[Start of section]

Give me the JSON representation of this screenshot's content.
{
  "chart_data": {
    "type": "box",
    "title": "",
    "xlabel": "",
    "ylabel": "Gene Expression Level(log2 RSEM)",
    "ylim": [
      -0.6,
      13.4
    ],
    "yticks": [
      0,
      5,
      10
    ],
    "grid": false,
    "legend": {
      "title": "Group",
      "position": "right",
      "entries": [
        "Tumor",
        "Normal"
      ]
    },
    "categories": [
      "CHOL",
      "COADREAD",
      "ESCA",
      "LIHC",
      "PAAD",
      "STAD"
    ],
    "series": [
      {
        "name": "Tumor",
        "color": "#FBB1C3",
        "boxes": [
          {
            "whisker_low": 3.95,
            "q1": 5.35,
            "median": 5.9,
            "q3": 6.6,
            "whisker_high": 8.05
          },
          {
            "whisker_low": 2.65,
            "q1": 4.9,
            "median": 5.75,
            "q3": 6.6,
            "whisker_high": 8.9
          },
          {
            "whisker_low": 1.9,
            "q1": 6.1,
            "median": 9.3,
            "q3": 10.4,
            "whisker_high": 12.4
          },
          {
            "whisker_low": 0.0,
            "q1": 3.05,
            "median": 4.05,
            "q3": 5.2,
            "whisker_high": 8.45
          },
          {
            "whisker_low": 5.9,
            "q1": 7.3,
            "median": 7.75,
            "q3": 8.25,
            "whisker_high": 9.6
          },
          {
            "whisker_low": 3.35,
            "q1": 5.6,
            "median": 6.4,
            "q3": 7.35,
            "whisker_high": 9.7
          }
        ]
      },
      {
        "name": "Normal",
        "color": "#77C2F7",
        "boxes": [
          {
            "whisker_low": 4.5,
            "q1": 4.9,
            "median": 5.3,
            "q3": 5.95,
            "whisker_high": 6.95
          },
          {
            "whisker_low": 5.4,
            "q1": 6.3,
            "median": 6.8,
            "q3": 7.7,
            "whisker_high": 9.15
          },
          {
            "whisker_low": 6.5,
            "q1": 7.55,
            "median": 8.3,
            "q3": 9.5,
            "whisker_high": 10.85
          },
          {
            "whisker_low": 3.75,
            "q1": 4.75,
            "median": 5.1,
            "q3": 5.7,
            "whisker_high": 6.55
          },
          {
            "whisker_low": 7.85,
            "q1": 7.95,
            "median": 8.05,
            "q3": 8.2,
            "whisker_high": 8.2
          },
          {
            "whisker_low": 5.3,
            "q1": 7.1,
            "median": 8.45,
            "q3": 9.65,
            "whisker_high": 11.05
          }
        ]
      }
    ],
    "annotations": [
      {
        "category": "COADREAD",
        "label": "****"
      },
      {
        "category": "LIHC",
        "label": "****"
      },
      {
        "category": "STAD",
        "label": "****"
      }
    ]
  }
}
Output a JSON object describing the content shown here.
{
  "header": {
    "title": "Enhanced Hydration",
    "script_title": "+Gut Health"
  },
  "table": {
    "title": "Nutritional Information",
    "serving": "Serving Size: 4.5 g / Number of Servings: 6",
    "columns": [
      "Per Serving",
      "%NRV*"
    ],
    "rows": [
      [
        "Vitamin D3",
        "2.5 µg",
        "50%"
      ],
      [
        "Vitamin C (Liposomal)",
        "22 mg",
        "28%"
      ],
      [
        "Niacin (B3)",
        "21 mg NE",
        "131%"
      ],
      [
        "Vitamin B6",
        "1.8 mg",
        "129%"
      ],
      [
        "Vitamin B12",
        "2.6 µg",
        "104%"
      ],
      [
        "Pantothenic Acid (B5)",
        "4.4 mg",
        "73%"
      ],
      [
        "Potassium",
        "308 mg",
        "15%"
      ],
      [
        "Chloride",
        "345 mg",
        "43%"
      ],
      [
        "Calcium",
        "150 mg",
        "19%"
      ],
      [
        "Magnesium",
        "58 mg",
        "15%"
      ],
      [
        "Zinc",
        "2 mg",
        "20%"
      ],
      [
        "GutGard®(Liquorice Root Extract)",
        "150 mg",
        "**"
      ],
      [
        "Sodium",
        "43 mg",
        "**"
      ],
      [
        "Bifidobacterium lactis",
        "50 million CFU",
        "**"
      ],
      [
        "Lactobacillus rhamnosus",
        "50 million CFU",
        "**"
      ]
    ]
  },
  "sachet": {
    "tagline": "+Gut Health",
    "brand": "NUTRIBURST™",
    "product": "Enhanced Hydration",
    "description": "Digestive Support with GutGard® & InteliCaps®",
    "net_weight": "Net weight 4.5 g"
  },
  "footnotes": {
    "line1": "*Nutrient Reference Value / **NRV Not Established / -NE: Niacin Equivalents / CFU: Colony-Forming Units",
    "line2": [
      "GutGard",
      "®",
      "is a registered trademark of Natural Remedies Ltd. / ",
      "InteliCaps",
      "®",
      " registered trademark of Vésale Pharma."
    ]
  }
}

[End of section]

Every line above in which the word "InteliCaps" occurs is to be copied.

    "description": "Digestive Support with GutGard® & InteliCaps®",
      "InteliCaps",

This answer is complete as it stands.